(Data entries)
___
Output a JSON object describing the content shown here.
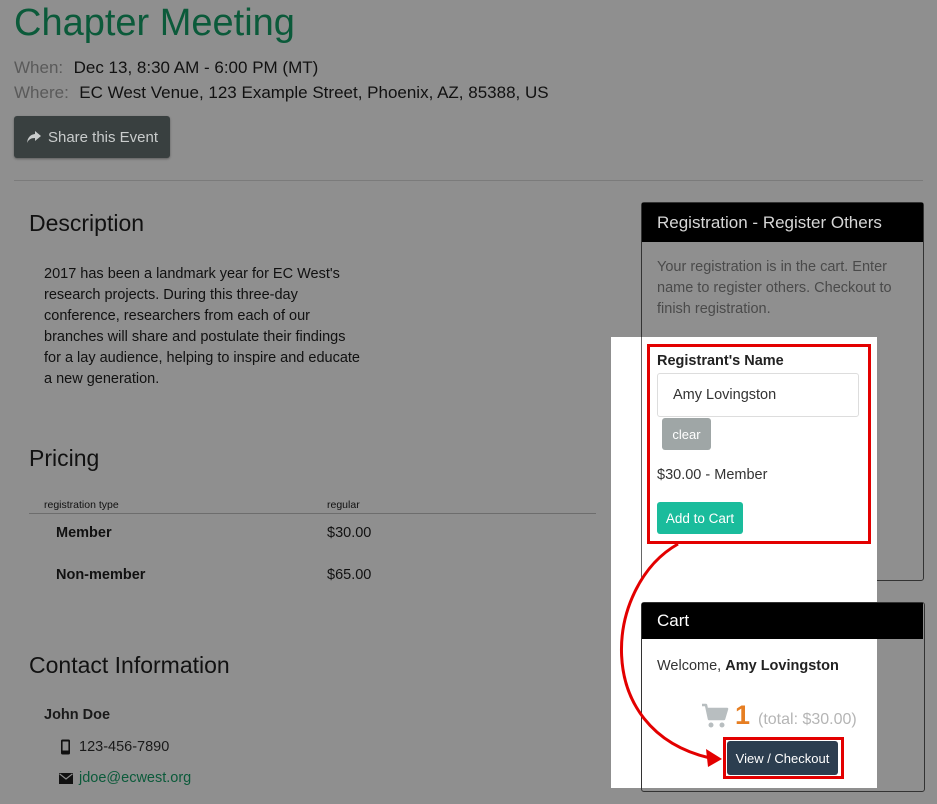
{
  "event": {
    "title": "Chapter Meeting",
    "when_label": "When:",
    "when_value": "Dec 13, 8:30 AM - 6:00 PM (MT)",
    "where_label": "Where:",
    "where_value": "EC West Venue, 123 Example Street, Phoenix, AZ, 85388, US",
    "share_label": "Share this Event"
  },
  "description": {
    "heading": "Description",
    "text": "2017 has been a landmark year for EC West's research projects. During this three-day conference, researchers from each of our branches will share and postulate their findings for a lay audience, helping to inspire and educate a new generation."
  },
  "pricing": {
    "heading": "Pricing",
    "columns": [
      "registration type",
      "regular"
    ],
    "rows": [
      {
        "type": "Member",
        "price": "$30.00"
      },
      {
        "type": "Non-member",
        "price": "$65.00"
      }
    ]
  },
  "contact": {
    "heading": "Contact Information",
    "name": "John Doe",
    "phone": "123-456-7890",
    "email": "jdoe@ecwest.org"
  },
  "registration": {
    "heading": "Registration - Register Others",
    "message": "Your registration is in the cart. Enter name to register others. Checkout to finish registration.",
    "name_label": "Registrant's Name",
    "name_value": "Amy Lovingston",
    "clear_label": "clear",
    "price_note": "$30.00 - Member",
    "add_label": "Add to Cart"
  },
  "cart": {
    "heading": "Cart",
    "welcome_prefix": "Welcome, ",
    "welcome_name": "Amy Lovingston",
    "count": "1",
    "total": "(total: $30.00)",
    "checkout_label": "View / Checkout"
  },
  "colors": {
    "title_green": "#0b5a3a",
    "highlight_red": "#e30000",
    "add_button": "#1abc9c",
    "checkout_button": "#2c3e50",
    "cart_count": "#e67e22"
  }
}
___
**The task:** Using the material above, retype each entry exactly and omit the pictures.

**Expected output:**
Output a JSON object describing the content shown here.
{
  "event": {
    "title": "Chapter Meeting",
    "when_label": "When:",
    "when_value": "Dec 13, 8:30 AM - 6:00 PM (MT)",
    "where_label": "Where:",
    "where_value": "EC West Venue, 123 Example Street, Phoenix, AZ, 85388, US",
    "share_label": "Share this Event"
  },
  "description": {
    "heading": "Description",
    "text": "2017 has been a landmark year for EC West's research projects. During this three-day conference, researchers from each of our branches will share and postulate their findings for a lay audience, helping to inspire and educate a new generation."
  },
  "pricing": {
    "heading": "Pricing",
    "columns": [
      "registration type",
      "regular"
    ],
    "rows": [
      {
        "type": "Member",
        "price": "$30.00"
      },
      {
        "type": "Non-member",
        "price": "$65.00"
      }
    ]
  },
  "contact": {
    "heading": "Contact Information",
    "name": "John Doe",
    "phone": "123-456-7890",
    "email": "jdoe@ecwest.org"
  },
  "registration": {
    "heading": "Registration - Register Others",
    "message": "Your registration is in the cart. Enter name to register others. Checkout to finish registration.",
    "name_label": "Registrant's Name",
    "name_value": "Amy Lovingston",
    "clear_label": "clear",
    "price_note": "$30.00 - Member",
    "add_label": "Add to Cart"
  },
  "cart": {
    "heading": "Cart",
    "welcome_prefix": "Welcome, ",
    "welcome_name": "Amy Lovingston",
    "count": "1",
    "total": "(total: $30.00)",
    "checkout_label": "View / Checkout"
  },
  "colors": {
    "title_green": "#0b5a3a",
    "highlight_red": "#e30000",
    "add_button": "#1abc9c",
    "checkout_button": "#2c3e50",
    "cart_count": "#e67e22"
  }
}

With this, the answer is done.